= Exercise instructions =
Each line that includes the word "возможность" counts once; give the total and nothing more.
____
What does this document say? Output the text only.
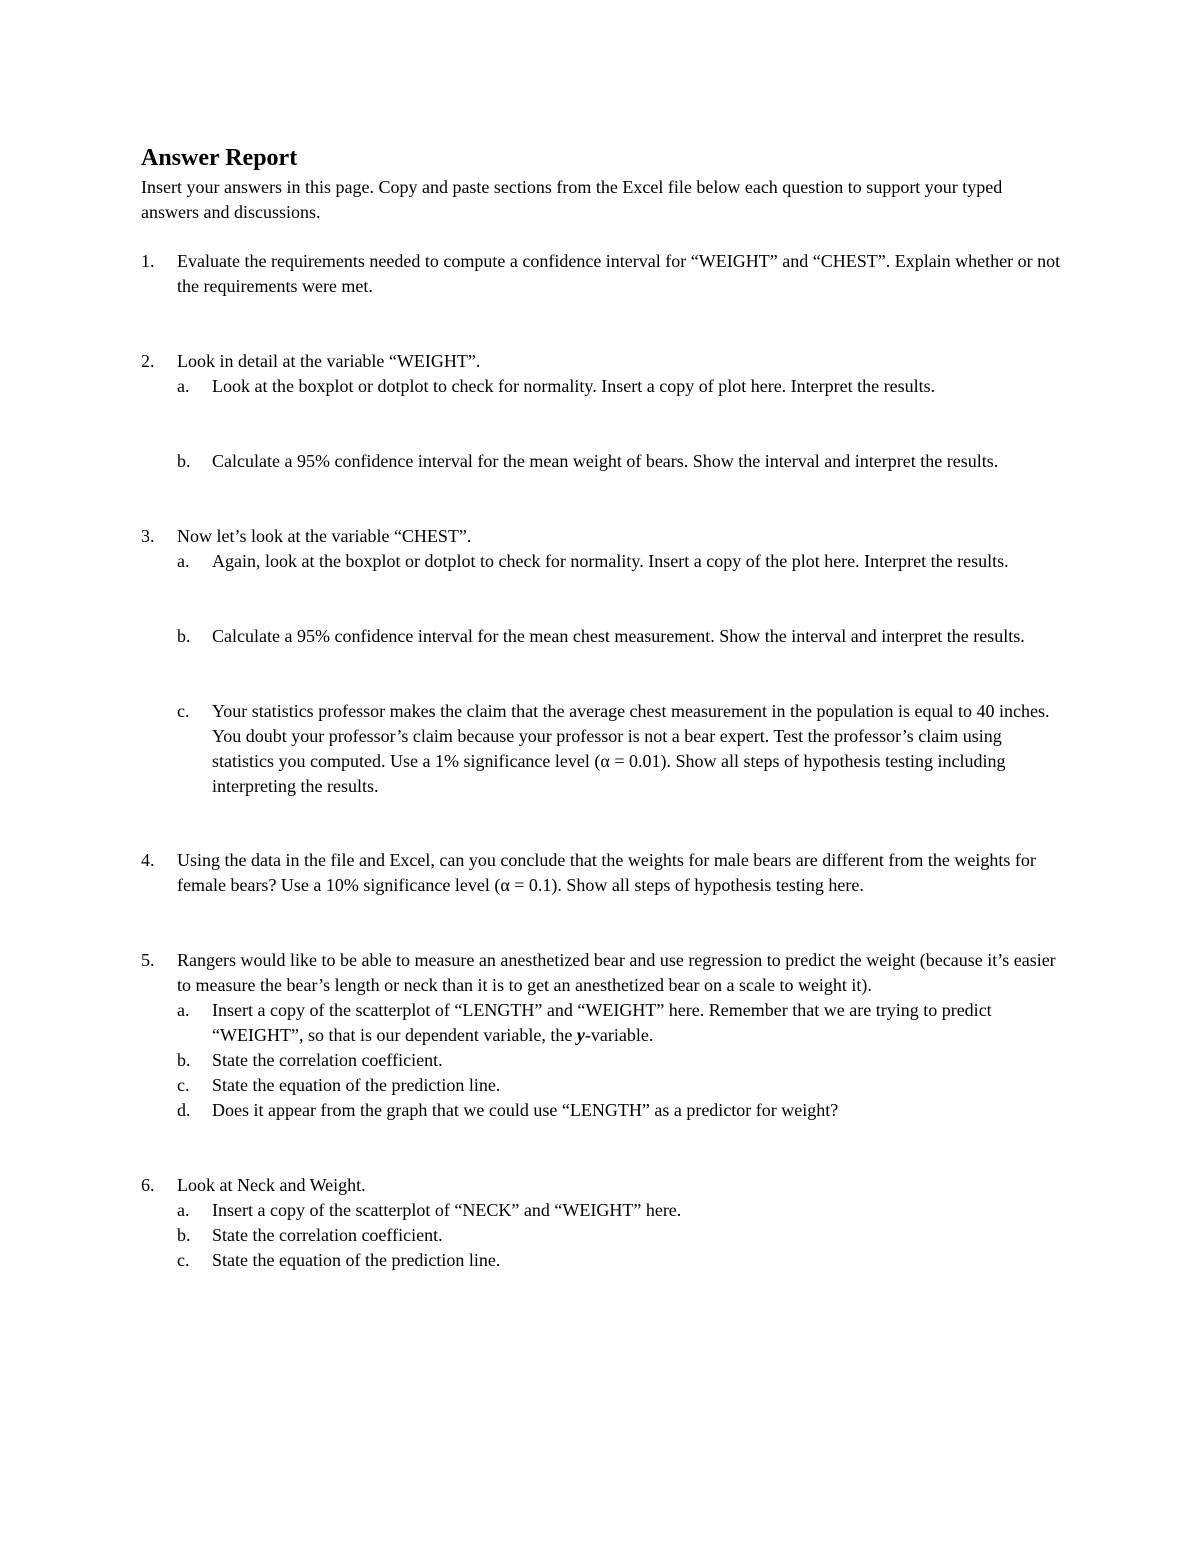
Answer Report

Insert your answers in this page. Copy and paste sections from the Excel file below each question to support your typed answers and discussions.

1. Evaluate the requirements needed to compute a confidence interval for “WEIGHT” and “CHEST”. Explain whether or not the requirements were met.
2. Look in detail at the variable “WEIGHT”.
a. Look at the boxplot or dotplot to check for normality. Insert a copy of plot here. Interpret the results.
b. Calculate a 95% confidence interval for the mean weight of bears. Show the interval and interpret the results.
3. Now let’s look at the variable “CHEST”.
a. Again, look at the boxplot or dotplot to check for normality. Insert a copy of the plot here. Interpret the results.
b. Calculate a 95% confidence interval for the mean chest measurement. Show the interval and interpret the results.
c. Your statistics professor makes the claim that the average chest measurement in the population is equal to 40 inches. You doubt your professor’s claim because your professor is not a bear expert. Test the professor’s claim using statistics you computed. Use a 1% significance level (α = 0.01). Show all steps of hypothesis testing including interpreting the results.
4. Using the data in the file and Excel, can you conclude that the weights for male bears are different from the weights for female bears? Use a 10% significance level (α = 0.1). Show all steps of hypothesis testing here.
5. Rangers would like to be able to measure an anesthetized bear and use regression to predict the weight (because it’s easier to measure the bear’s length or neck than it is to get an anesthetized bear on a scale to weight it).
a. Insert a copy of the scatterplot of “LENGTH” and “WEIGHT” here. Remember that we are trying to predict “WEIGHT”, so that is our dependent variable, the y-variable.
b. State the correlation coefficient.
c. State the equation of the prediction line.
d. Does it appear from the graph that we could use “LENGTH” as a predictor for weight?
6. Look at Neck and Weight.
a. Insert a copy of the scatterplot of “NECK” and “WEIGHT” here.
b. State the correlation coefficient.
c. State the equation of the prediction line.
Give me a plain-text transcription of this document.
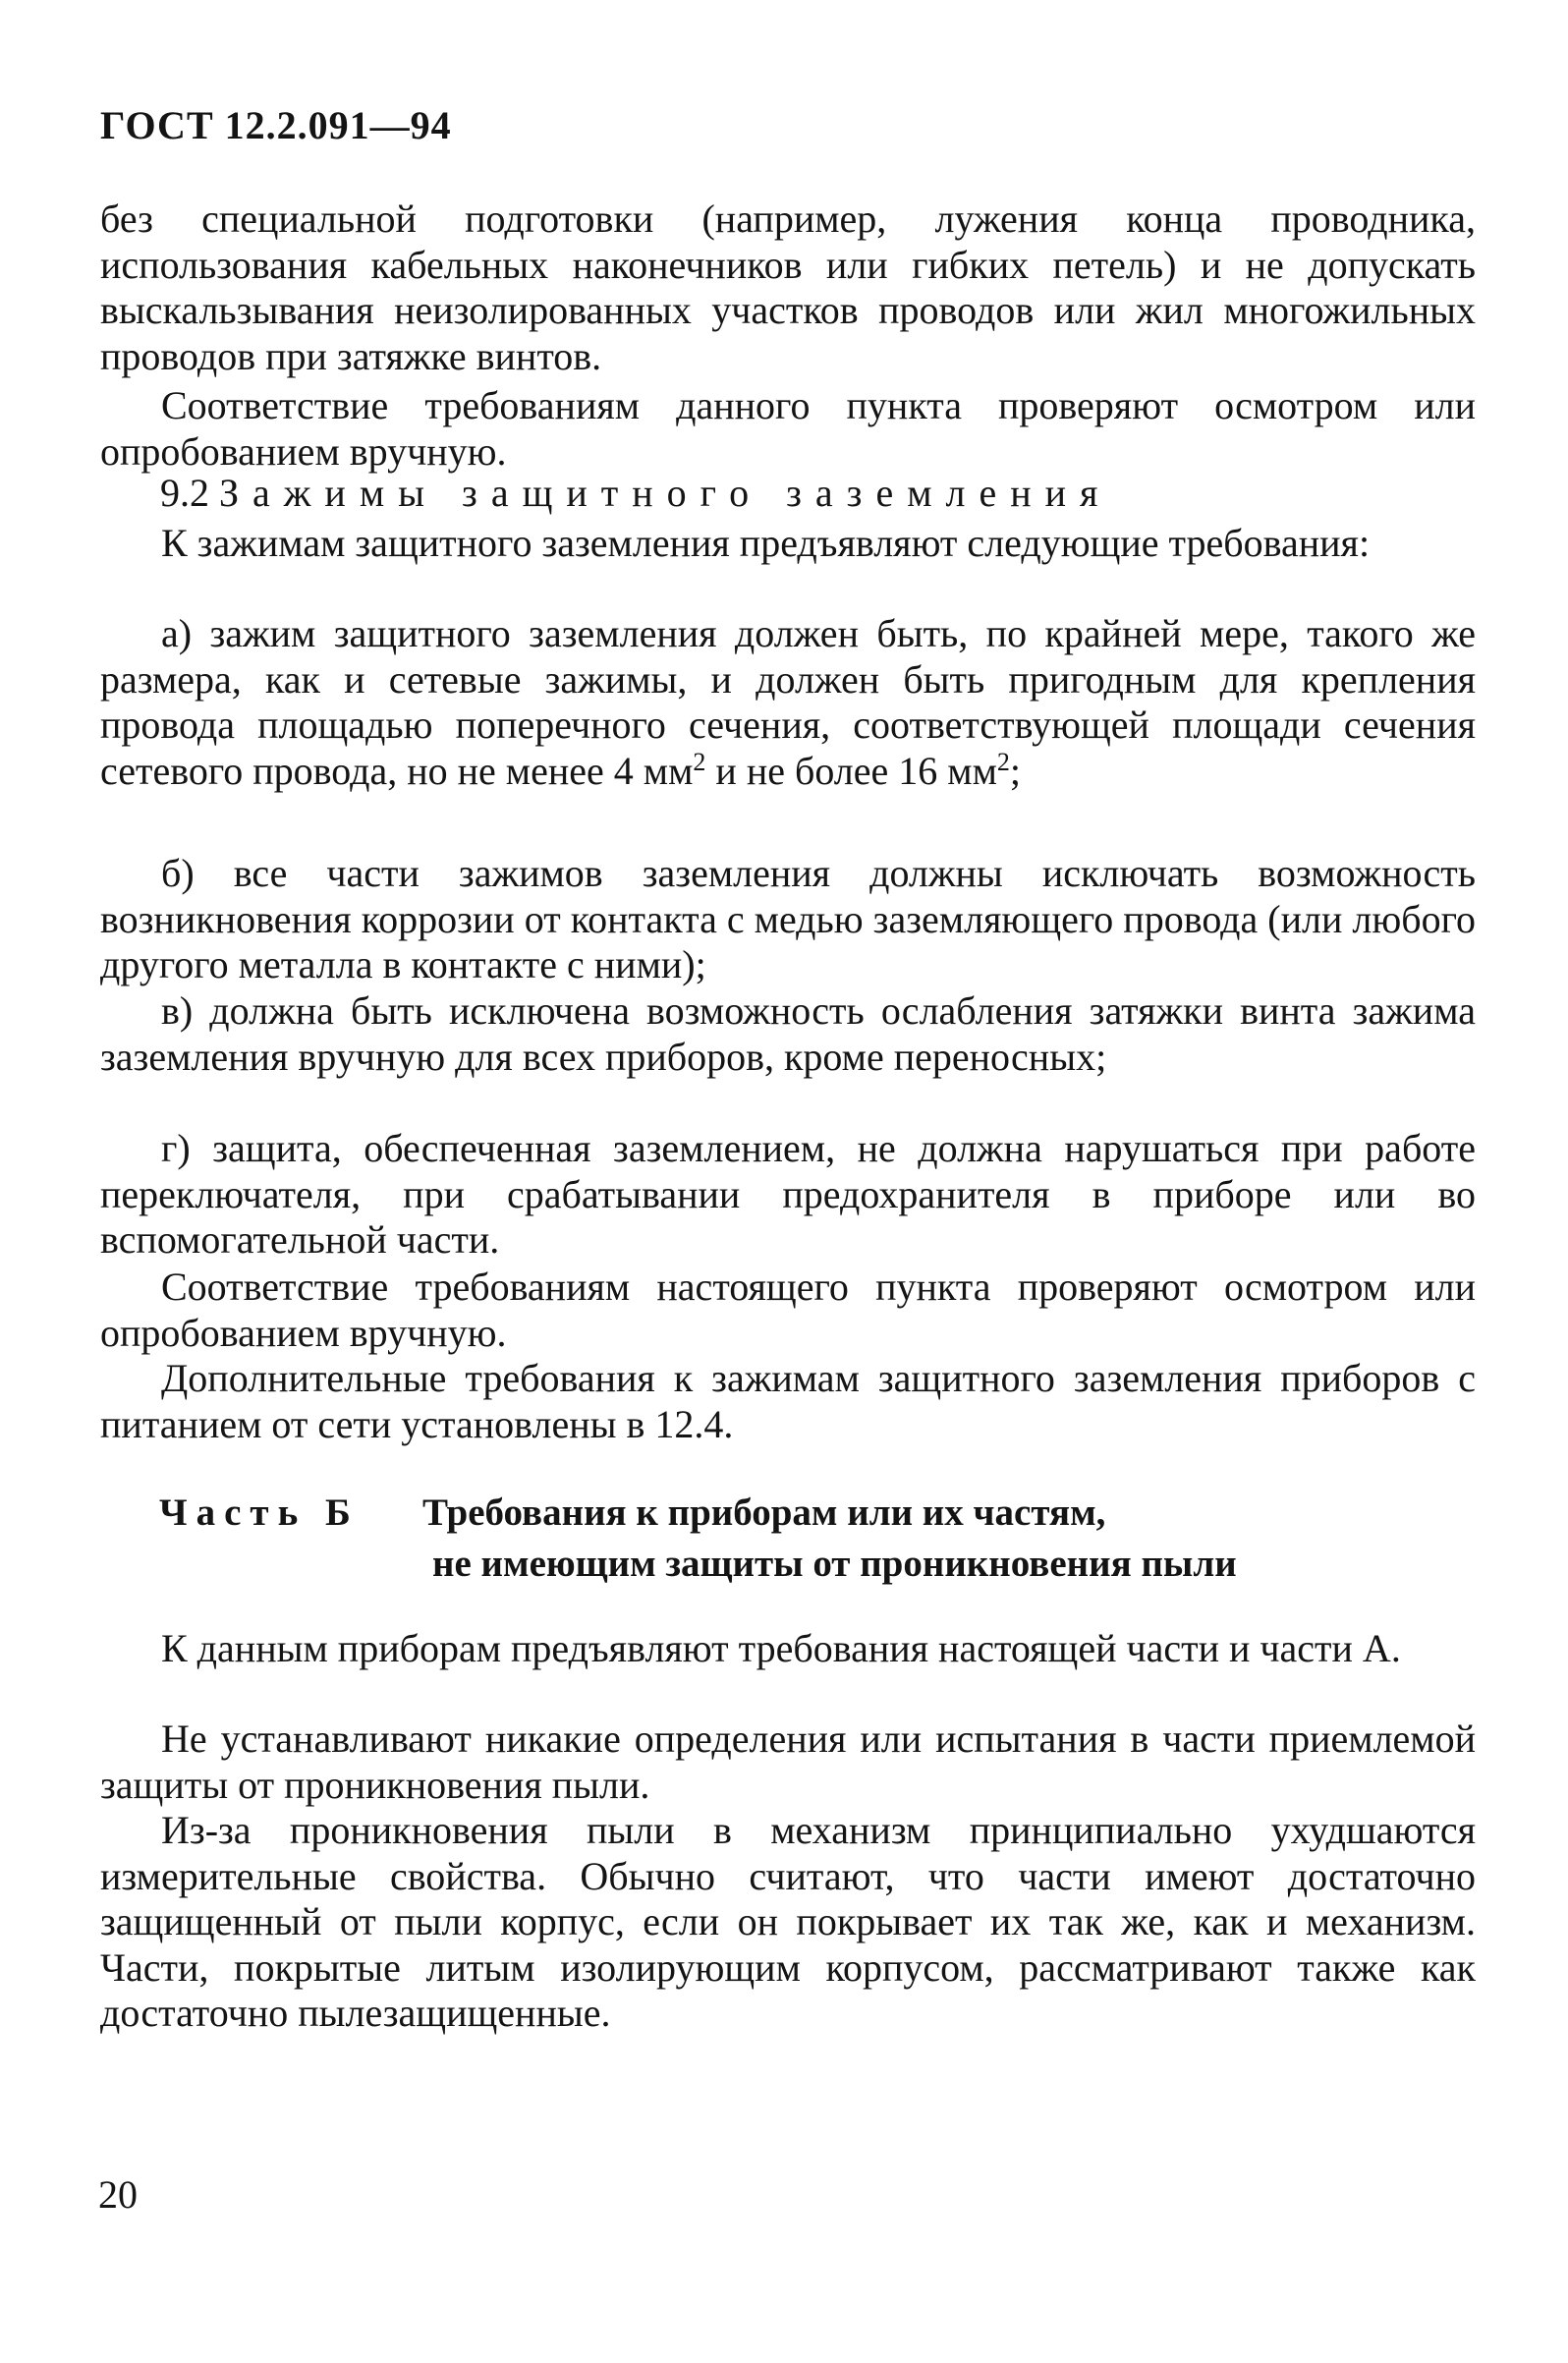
ГОСТ 12.2.091—94

без специальной подготовки (например, лужения конца проводника, использования кабельных наконечников или гибких петель) и не допускать выскальзывания неизолированных участков проводов или жил многожильных проводов при затяжке винтов.

Соответствие требованиям данного пункта проверяют осмотром или опробованием вручную.

9.2 Зажимы защитного заземления

К зажимам защитного заземления предъявляют следующие требования:

а) зажим защитного заземления должен быть, по крайней мере, такого же размера, как и сетевые зажимы, и должен быть пригодным для крепления провода площадью поперечного сечения, соответствующей площади сечения сетевого провода, но не менее 4 $мм^2$ и не более 16 $мм^2$;

б) все части зажимов заземления должны исключать возможность возникновения коррозии от контакта с медью заземляющего провода (или любого другого металла в контакте с ними);

в) должна быть исключена возможность ослабления затяжки винта зажима заземления вручную для всех приборов, кроме переносных;

г) защита, обеспеченная заземлением, не должна нарушаться при работе переключателя, при срабатывании предохранителя в приборе или во вспомогательной части.

Соответствие требованиям настоящего пункта проверяют осмотром или опробованием вручную.

Дополнительные требования к зажимам защитного заземления приборов с питанием от сети установлены в 12.4.

Часть Б Требования к приборам или их частям,
не имеющим защиты от проникновения пыли

К данным приборам предъявляют требования настоящей части и части А.

Не устанавливают никакие определения или испытания в части приемлемой защиты от проникновения пыли.

Из-за проникновения пыли в механизм принципиально ухудшаются измерительные свойства. Обычно считают, что части имеют достаточно защищенный от пыли корпус, если он покрывает их так же, как и механизм. Части, покрытые литым изолирующим корпусом, рассматривают также как достаточно пылезащищенные.

20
____
= The solution =
2